__Exercise requirements__.
Rewrite everything from "Hongchao, is this" down to "MDTs are unavailable." in the MDT recovery comment below, changing each "recovery" to "resynchronization".

Hongchao, is this patch only needed for the case when the remote MDT is not available at all, or is there some other problem like LU-13608 that is causing recovery to be stuck for a long time even when all of the MDTs are available?
Rather than timing out recovery for a remote MDT completely, it would probably be better to keep the recovery for that MDT pending until the MDT is available again, and then do the remote recovery when the MDTs reconnect. That might only be a small (or no) difference in the normal case when all of the MDTs are available at mount, but I think this may give a very important improvement when some MDTs are unavailable.
The big improvement would be if MDT0000 and other MDTs are available at restart time, it would complete recovery with all those MDTs quickly, and not block access to files/directories that are on available MDTs. It would allow most client access to work, and only remote/striped directories would be blocked and/or time out (allow CTRL-C for client processes). This would be better for users, if they are mostly using remote directories for subtrees of the filesystem, since only the subtrees on the missing MDTs would be inaccessible.
Eventually, having mirrored entries for ROOT/ on several/all MDTs could allow the filesystem to be accessible even if MDT0000 is unavailable, but that is definitely a separate project.
Hongchao Zhang (hongchao@whamcloud.com) uploaded a new patch: https://review.whamcloud.com/41424
Subject: LU-14318 ldlm: don't wait other MDT forever
Project: fs/lustre-release
Branch: master
Current Patch Set: 1
Commit: 4c2b2b26bd29b1a8f522fbf705a3d145cb06eb9f

__Material provided__.
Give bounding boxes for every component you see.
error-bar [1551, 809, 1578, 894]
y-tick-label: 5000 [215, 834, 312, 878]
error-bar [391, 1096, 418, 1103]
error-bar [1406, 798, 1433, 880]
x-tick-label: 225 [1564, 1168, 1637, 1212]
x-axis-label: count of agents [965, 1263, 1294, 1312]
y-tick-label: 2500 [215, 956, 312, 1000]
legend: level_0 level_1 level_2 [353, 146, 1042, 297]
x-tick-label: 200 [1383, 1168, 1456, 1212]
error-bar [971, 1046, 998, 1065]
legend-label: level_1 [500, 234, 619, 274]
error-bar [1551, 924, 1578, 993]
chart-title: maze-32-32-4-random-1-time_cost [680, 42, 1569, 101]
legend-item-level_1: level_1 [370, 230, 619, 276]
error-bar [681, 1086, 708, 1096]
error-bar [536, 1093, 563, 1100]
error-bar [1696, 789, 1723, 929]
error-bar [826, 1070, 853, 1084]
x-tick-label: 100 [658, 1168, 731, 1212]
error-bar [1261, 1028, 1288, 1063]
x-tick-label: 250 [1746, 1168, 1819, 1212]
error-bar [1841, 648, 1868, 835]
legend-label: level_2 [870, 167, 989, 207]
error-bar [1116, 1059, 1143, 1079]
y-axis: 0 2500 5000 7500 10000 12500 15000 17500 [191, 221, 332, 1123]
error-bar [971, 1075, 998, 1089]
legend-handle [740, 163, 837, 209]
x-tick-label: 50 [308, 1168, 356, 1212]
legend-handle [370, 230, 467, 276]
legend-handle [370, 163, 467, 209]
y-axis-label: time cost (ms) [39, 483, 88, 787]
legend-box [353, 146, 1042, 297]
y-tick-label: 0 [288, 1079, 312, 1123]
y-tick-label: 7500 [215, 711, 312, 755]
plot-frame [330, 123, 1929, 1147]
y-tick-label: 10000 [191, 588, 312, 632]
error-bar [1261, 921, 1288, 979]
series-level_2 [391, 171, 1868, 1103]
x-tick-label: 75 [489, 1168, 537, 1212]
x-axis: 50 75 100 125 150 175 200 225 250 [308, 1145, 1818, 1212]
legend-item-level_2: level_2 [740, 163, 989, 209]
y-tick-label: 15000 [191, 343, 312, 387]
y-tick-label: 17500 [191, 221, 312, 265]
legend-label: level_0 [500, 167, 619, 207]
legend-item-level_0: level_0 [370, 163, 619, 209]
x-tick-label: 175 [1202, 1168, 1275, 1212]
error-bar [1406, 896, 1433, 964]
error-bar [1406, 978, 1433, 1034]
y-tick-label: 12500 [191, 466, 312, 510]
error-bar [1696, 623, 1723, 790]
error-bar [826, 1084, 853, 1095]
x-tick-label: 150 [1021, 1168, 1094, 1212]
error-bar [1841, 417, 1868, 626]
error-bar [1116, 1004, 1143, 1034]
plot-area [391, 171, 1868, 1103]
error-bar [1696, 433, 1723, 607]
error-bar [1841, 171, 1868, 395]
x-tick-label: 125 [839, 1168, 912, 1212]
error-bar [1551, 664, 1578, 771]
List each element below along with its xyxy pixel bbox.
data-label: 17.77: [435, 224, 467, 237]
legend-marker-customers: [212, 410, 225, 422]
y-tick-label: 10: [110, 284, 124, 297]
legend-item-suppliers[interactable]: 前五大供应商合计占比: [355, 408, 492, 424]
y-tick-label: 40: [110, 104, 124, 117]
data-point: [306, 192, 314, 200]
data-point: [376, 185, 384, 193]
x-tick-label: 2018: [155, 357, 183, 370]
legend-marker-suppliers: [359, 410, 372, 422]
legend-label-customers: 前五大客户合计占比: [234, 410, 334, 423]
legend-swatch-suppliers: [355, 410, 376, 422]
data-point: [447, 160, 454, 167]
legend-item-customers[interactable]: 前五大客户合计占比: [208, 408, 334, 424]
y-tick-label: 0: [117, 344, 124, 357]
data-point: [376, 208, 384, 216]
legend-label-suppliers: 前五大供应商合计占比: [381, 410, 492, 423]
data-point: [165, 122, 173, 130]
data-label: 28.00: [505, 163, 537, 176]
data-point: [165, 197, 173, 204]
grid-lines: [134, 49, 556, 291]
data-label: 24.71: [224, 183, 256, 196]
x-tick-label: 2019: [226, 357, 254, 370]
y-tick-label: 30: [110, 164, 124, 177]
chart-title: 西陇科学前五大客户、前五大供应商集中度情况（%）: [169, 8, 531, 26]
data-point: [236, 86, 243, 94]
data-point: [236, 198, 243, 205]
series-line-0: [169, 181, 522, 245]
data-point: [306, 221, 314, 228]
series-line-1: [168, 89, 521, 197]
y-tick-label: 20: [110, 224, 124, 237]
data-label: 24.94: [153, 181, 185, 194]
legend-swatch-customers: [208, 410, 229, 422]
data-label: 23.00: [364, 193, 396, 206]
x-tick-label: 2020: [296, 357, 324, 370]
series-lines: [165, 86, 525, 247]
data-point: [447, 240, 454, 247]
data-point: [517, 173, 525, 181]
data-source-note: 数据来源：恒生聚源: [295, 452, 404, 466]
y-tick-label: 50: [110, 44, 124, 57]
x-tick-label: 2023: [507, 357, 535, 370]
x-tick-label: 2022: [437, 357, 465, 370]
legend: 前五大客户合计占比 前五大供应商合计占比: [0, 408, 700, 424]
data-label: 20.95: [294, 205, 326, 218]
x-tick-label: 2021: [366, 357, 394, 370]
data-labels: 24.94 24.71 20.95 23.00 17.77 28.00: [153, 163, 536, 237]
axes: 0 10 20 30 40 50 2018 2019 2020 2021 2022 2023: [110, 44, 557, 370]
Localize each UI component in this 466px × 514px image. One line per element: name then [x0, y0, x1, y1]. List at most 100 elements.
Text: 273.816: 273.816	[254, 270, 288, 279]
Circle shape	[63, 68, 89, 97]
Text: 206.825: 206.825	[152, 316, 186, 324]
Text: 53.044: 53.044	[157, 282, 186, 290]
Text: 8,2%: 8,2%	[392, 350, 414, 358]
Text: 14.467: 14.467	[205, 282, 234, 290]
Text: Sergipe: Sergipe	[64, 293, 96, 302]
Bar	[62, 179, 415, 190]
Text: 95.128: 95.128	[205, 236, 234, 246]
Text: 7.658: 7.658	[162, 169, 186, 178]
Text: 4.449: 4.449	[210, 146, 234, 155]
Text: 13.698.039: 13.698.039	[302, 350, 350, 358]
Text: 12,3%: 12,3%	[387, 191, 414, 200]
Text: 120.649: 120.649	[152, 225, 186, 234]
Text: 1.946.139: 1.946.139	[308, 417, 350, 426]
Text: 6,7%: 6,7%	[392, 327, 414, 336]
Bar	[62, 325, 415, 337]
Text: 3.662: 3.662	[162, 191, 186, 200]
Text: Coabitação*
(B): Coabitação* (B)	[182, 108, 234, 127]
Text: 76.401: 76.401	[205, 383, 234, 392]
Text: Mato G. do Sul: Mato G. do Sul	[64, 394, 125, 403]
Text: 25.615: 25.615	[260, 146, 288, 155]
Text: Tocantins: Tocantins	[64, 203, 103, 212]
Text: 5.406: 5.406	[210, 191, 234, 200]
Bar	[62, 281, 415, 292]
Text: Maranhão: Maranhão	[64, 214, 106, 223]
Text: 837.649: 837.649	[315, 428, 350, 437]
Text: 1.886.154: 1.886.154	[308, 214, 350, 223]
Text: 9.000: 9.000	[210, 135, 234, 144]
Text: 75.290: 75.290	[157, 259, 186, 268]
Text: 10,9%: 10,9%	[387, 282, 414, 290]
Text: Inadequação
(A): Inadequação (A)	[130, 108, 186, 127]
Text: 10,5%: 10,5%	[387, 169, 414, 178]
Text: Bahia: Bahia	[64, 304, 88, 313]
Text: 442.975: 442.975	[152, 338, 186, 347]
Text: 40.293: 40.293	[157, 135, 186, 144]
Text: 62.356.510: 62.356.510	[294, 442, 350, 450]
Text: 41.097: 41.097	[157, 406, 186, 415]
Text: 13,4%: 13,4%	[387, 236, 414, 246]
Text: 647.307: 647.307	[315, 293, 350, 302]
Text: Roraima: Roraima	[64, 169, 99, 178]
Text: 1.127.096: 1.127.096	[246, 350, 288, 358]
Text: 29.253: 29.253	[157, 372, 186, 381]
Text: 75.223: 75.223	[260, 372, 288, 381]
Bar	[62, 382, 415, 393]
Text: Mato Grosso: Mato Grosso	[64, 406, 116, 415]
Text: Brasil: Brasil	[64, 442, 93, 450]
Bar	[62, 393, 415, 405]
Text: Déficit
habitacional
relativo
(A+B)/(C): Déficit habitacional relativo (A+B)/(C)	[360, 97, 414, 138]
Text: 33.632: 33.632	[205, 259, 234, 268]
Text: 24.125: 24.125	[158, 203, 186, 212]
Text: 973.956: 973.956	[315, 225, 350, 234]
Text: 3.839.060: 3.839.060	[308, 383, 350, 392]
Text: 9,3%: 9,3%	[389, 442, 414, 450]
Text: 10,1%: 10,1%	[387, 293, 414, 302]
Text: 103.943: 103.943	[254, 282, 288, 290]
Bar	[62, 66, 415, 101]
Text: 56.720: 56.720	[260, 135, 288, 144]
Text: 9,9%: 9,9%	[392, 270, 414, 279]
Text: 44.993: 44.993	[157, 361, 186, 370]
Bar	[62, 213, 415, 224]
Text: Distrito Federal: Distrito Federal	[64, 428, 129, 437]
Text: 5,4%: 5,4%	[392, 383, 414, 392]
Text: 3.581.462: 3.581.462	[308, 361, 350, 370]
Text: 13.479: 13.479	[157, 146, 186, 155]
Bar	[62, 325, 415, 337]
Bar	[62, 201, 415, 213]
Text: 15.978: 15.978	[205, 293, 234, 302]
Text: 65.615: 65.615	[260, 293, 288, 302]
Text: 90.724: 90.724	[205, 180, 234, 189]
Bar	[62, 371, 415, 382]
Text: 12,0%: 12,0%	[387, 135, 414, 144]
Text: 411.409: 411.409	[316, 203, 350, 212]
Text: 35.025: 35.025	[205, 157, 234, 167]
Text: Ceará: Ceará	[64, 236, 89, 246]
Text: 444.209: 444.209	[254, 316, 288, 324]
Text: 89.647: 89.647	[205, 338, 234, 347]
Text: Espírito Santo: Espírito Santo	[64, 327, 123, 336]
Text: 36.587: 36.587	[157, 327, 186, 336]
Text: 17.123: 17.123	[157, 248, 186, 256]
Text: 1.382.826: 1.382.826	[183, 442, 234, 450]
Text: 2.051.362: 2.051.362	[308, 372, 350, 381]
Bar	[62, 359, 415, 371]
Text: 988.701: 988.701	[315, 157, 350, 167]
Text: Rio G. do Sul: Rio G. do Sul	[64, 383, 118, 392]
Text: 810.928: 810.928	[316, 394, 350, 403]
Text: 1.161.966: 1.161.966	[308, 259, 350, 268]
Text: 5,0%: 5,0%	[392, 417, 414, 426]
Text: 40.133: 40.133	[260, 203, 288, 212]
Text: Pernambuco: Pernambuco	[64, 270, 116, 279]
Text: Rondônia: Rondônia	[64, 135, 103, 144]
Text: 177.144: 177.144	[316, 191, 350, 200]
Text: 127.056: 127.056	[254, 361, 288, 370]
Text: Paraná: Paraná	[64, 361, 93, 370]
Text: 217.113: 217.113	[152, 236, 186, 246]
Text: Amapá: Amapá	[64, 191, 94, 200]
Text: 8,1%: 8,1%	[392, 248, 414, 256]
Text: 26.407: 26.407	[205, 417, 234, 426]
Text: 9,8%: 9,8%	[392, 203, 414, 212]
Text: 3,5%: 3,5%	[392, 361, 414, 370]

__Expected output__.
Hongchao, is this patch only needed for the case when the remote MDT is not available at all, or is there some other problem like LU-13608 that is causing resynchronization to be stuck for a long time even when all of the MDTs are available?
Rather than timing out resynchronization for a remote MDT completely, it would probably be better to keep the resynchronization for that MDT pending until the MDT is available again, and then do the remote resynchronization when the MDTs reconnect. That might only be a small (or no) difference in the normal case when all of the MDTs are available at mount, but I think this may give a very important improvement when some MDTs are unavailable.